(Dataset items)
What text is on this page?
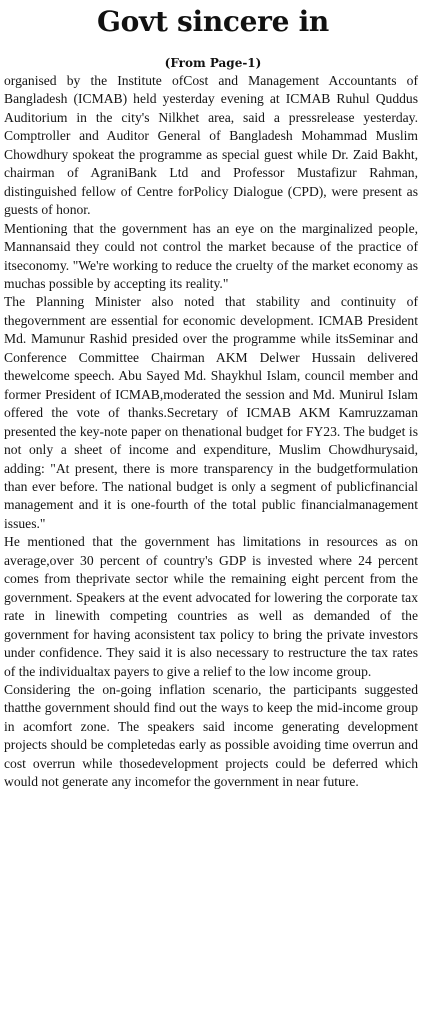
Govt sincere in
(From Page-1)

organised by the Institute ofCost and Management Accountants of Bangladesh (ICMAB) held yesterday evening at ICMAB Ruhul Quddus Auditorium in the city's Nilkhet area, said a pressrelease yesterday. Comptroller and Auditor General of Bangladesh Mohammad Muslim Chowdhury spokeat the programme as special guest while Dr. Zaid Bakht, chairman of AgraniBank Ltd and Professor Mustafizur Rahman, distinguished fellow of Centre forPolicy Dialogue (CPD), were present as guests of honor.

Mentioning that the government has an eye on the marginalized people, Mannansaid they could not control the market because of the practice of itseconomy. "We're working to reduce the cruelty of the market economy as muchas possible by accepting its reality."

The Planning Minister also noted that stability and continuity of thegovernment are essential for economic development. ICMAB President Md. Mamunur Rashid presided over the programme while itsSeminar and Conference Committee Chairman AKM Delwer Hussain delivered thewelcome speech. Abu Sayed Md. Shaykhul Islam, council member and former President of ICMAB,moderated the session and Md. Munirul Islam offered the vote of thanks.Secretary of ICMAB AKM Kamruzzaman presented the key-note paper on thenational budget for FY23. The budget is not only a sheet of income and expenditure, Muslim Chowdhurysaid, adding: "At present, there is more transparency in the budgetformulation than ever before. The national budget is only a segment of publicfinancial management and it is one-fourth of the total public financialmanagement issues."

He mentioned that the government has limitations in resources as on average,over 30 percent of country's GDP is invested where 24 percent comes from theprivate sector while the remaining eight percent from the government. Speakers at the event advocated for lowering the corporate tax rate in linewith competing countries as well as demanded of the government for having aconsistent tax policy to bring the private investors under confidence. They said it is also necessary to restructure the tax rates of the individualtax payers to give a relief to the low income group.

Considering the on-going inflation scenario, the participants suggested thatthe government should find out the ways to keep the mid-income group in acomfort zone. The speakers said income generating development projects should be completedas early as possible avoiding time overrun and cost overrun while thosedevelopment projects could be deferred which would not generate any incomefor the government in near future.
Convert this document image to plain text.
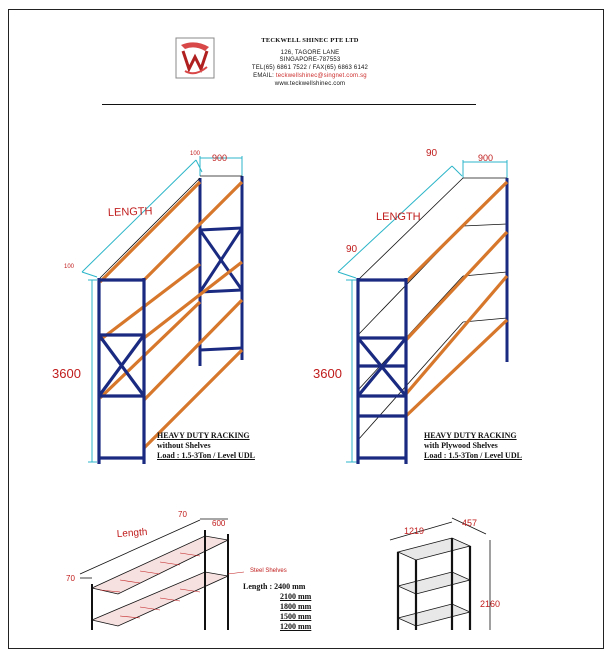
TECKWELL SHINEC PTE LTD
126, TAGORE LANE
SINGAPORE-787553
TEL(65) 6861 7522 / FAX(65) 6863 6142
EMAIL: teckwellshinec@singnet.com.sg
www.teckwellshinec.com
LENGTH
900
100
100
3600
LENGTH
900
90
90
3600
Length
70
600
70
Steel Shelves
1219
457
2160
HEAVY DUTY RACKING
without Shelves
Load : 1.5-3Ton / Level UDL
HEAVY DUTY RACKING
with Plywood Shelves
Load : 1.5-3Ton / Level UDL
Length : 2400 mm
2100 mm
1800 mm
1500 mm
1200 mm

*Task to carry out*:
Restate the full listing verbatim and drop every picture.

*Output below*:
What text is on this page?
Govt sincere in
(From Page-1)

organised by the Institute ofCost and Management Accountants of Bangladesh (ICMAB) held yesterday evening at ICMAB Ruhul Quddus Auditorium in the city's Nilkhet area, said a pressrelease yesterday. Comptroller and Auditor General of Bangladesh Mohammad Muslim Chowdhury spokeat the programme as special guest while Dr. Zaid Bakht, chairman of AgraniBank Ltd and Professor Mustafizur Rahman, distinguished fellow of Centre forPolicy Dialogue (CPD), were present as guests of honor.

Mentioning that the government has an eye on the marginalized people, Mannansaid they could not control the market because of the practice of itseconomy. "We're working to reduce the cruelty of the market economy as muchas possible by accepting its reality."

The Planning Minister also noted that stability and continuity of thegovernment are essential for economic development. ICMAB President Md. Mamunur Rashid presided over the programme while itsSeminar and Conference Committee Chairman AKM Delwer Hussain delivered thewelcome speech. Abu Sayed Md. Shaykhul Islam, council member and former President of ICMAB,moderated the session and Md. Munirul Islam offered the vote of thanks.Secretary of ICMAB AKM Kamruzzaman presented the key-note paper on thenational budget for FY23. The budget is not only a sheet of income and expenditure, Muslim Chowdhurysaid, adding: "At present, there is more transparency in the budgetformulation than ever before. The national budget is only a segment of publicfinancial management and it is one-fourth of the total public financialmanagement issues."

He mentioned that the government has limitations in resources as on average,over 30 percent of country's GDP is invested where 24 percent comes from theprivate sector while the remaining eight percent from the government. Speakers at the event advocated for lowering the corporate tax rate in linewith competing countries as well as demanded of the government for having aconsistent tax policy to bring the private investors under confidence. They said it is also necessary to restructure the tax rates of the individualtax payers to give a relief to the low income group.

Considering the on-going inflation scenario, the participants suggested thatthe government should find out the ways to keep the mid-income group in acomfort zone. The speakers said income generating development projects should be completedas early as possible avoiding time overrun and cost overrun while thosedevelopment projects could be deferred which would not generate any incomefor the government in near future.
Convert this document image to plain text.
TECKWELL SHINEC PTE LTD
126, TAGORE LANE
SINGAPORE-787553
TEL(65) 6861 7522 / FAX(65) 6863 6142
EMAIL: teckwellshinec@singnet.com.sg
www.teckwellshinec.com
LENGTH
900
100
100
3600
LENGTH
900
90
90
3600
Length
70
600
70
Steel Shelves
1219
457
2160
HEAVY DUTY RACKING
without Shelves
Load : 1.5-3Ton / Level UDL
HEAVY DUTY RACKING
with Plywood Shelves
Load : 1.5-3Ton / Level UDL
Length : 2400 mm
2100 mm
1800 mm
1500 mm
1200 mm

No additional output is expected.